#### Provided material:
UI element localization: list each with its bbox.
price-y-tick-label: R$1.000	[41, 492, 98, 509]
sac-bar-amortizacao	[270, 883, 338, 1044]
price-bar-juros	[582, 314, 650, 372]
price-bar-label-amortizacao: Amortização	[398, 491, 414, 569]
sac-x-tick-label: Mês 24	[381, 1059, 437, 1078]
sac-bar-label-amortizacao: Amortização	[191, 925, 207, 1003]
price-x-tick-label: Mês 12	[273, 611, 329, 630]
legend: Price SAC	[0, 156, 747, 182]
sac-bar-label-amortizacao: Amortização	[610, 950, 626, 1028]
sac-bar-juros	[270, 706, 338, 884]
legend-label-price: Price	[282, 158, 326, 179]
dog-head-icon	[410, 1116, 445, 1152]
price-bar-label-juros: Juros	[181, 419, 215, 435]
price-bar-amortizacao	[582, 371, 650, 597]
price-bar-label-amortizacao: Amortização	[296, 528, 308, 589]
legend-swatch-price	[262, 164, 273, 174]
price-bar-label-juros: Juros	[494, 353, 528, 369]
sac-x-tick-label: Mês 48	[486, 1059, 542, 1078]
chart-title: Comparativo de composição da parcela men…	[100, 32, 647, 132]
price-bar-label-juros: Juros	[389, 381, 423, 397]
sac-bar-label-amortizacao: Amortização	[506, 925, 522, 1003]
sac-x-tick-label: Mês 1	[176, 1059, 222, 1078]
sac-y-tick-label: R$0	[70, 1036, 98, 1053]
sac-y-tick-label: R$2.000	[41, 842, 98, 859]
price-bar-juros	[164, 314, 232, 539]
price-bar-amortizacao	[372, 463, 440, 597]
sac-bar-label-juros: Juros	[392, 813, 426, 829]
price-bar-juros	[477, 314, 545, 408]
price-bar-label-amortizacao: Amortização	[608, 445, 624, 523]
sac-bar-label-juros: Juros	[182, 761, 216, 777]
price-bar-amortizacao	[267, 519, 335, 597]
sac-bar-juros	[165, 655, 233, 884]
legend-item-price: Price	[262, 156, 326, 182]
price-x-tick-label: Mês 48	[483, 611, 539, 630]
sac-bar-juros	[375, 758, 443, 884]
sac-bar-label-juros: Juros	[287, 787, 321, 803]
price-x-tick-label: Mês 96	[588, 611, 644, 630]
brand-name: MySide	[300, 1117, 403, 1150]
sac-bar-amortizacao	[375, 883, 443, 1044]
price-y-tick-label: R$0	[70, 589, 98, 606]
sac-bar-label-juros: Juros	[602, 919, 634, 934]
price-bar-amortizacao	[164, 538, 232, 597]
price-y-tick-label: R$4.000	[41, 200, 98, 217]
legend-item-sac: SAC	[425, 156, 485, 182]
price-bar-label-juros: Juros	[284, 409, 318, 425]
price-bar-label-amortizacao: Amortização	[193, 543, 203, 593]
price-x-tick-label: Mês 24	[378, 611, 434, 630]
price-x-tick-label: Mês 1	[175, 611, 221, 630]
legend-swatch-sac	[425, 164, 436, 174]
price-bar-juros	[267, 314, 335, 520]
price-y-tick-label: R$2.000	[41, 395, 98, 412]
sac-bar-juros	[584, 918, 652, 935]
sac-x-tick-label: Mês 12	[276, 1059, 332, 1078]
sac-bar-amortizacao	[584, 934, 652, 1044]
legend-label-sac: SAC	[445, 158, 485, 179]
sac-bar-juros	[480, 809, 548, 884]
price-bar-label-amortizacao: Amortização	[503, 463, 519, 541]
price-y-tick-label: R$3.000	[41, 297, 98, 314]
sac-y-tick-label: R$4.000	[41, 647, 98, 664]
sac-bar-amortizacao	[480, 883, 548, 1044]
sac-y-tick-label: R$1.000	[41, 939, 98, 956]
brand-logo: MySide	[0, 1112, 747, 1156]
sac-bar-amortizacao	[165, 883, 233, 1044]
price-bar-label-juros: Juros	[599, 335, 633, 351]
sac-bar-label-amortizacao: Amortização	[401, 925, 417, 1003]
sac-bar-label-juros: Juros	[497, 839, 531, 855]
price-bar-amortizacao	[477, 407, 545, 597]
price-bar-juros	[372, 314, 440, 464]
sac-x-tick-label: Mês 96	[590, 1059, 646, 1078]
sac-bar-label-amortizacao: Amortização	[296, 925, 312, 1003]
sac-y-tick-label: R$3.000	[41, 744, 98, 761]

#### Stated exercise:
Reproduce the entire listing above line for line, with no changes.

#### Task output:
UI element localization: list each with its bbox.
price-y-tick-label: R$1.000	[41, 492, 98, 509]
sac-bar-amortizacao	[270, 883, 338, 1044]
price-bar-juros	[582, 314, 650, 372]
price-bar-label-amortizacao: Amortização	[398, 491, 414, 569]
sac-x-tick-label: Mês 24	[381, 1059, 437, 1078]
sac-bar-label-amortizacao: Amortização	[191, 925, 207, 1003]
price-x-tick-label: Mês 12	[273, 611, 329, 630]
legend: Price SAC	[0, 156, 747, 182]
sac-bar-label-amortizacao: Amortização	[610, 950, 626, 1028]
sac-bar-juros	[270, 706, 338, 884]
legend-label-price: Price	[282, 158, 326, 179]
dog-head-icon	[410, 1116, 445, 1152]
price-bar-label-juros: Juros	[181, 419, 215, 435]
price-bar-amortizacao	[582, 371, 650, 597]
price-bar-label-amortizacao: Amortização	[296, 528, 308, 589]
legend-swatch-price	[262, 164, 273, 174]
price-bar-label-juros: Juros	[494, 353, 528, 369]
sac-x-tick-label: Mês 48	[486, 1059, 542, 1078]
chart-title: Comparativo de composição da parcela men…	[100, 32, 647, 132]
price-bar-label-juros: Juros	[389, 381, 423, 397]
sac-bar-label-amortizacao: Amortização	[506, 925, 522, 1003]
sac-x-tick-label: Mês 1	[176, 1059, 222, 1078]
sac-y-tick-label: R$0	[70, 1036, 98, 1053]
sac-y-tick-label: R$2.000	[41, 842, 98, 859]
price-bar-juros	[164, 314, 232, 539]
price-bar-amortizacao	[372, 463, 440, 597]
sac-bar-label-juros: Juros	[392, 813, 426, 829]
price-bar-juros	[477, 314, 545, 408]
price-bar-label-amortizacao: Amortização	[608, 445, 624, 523]
sac-bar-label-juros: Juros	[182, 761, 216, 777]
price-bar-amortizacao	[267, 519, 335, 597]
sac-bar-juros	[165, 655, 233, 884]
legend-item-price: Price	[262, 156, 326, 182]
price-x-tick-label: Mês 48	[483, 611, 539, 630]
sac-bar-juros	[375, 758, 443, 884]
sac-bar-label-juros: Juros	[287, 787, 321, 803]
price-x-tick-label: Mês 96	[588, 611, 644, 630]
brand-name: MySide	[300, 1117, 403, 1150]
sac-bar-amortizacao	[375, 883, 443, 1044]
price-y-tick-label: R$0	[70, 589, 98, 606]
sac-bar-label-juros: Juros	[602, 919, 634, 934]
price-bar-amortizacao	[164, 538, 232, 597]
price-y-tick-label: R$4.000	[41, 200, 98, 217]
legend-item-sac: SAC	[425, 156, 485, 182]
price-bar-label-juros: Juros	[284, 409, 318, 425]
price-bar-label-amortizacao: Amortização	[193, 543, 203, 593]
price-x-tick-label: Mês 24	[378, 611, 434, 630]
price-x-tick-label: Mês 1	[175, 611, 221, 630]
legend-swatch-sac	[425, 164, 436, 174]
price-bar-juros	[267, 314, 335, 520]
price-y-tick-label: R$2.000	[41, 395, 98, 412]
sac-bar-juros	[584, 918, 652, 935]
sac-x-tick-label: Mês 12	[276, 1059, 332, 1078]
sac-bar-amortizacao	[584, 934, 652, 1044]
legend-label-sac: SAC	[445, 158, 485, 179]
sac-bar-juros	[480, 809, 548, 884]
price-bar-label-amortizacao: Amortização	[503, 463, 519, 541]
price-y-tick-label: R$3.000	[41, 297, 98, 314]
sac-y-tick-label: R$4.000	[41, 647, 98, 664]
sac-bar-amortizacao	[480, 883, 548, 1044]
sac-y-tick-label: R$1.000	[41, 939, 98, 956]
brand-logo: MySide	[0, 1112, 747, 1156]
sac-bar-amortizacao	[165, 883, 233, 1044]
price-bar-label-juros: Juros	[599, 335, 633, 351]
sac-bar-label-amortizacao: Amortização	[401, 925, 417, 1003]
sac-bar-label-juros: Juros	[497, 839, 531, 855]
price-bar-amortizacao	[477, 407, 545, 597]
price-bar-juros	[372, 314, 440, 464]
sac-x-tick-label: Mês 96	[590, 1059, 646, 1078]
sac-bar-label-amortizacao: Amortização	[296, 925, 312, 1003]
sac-y-tick-label: R$3.000	[41, 744, 98, 761]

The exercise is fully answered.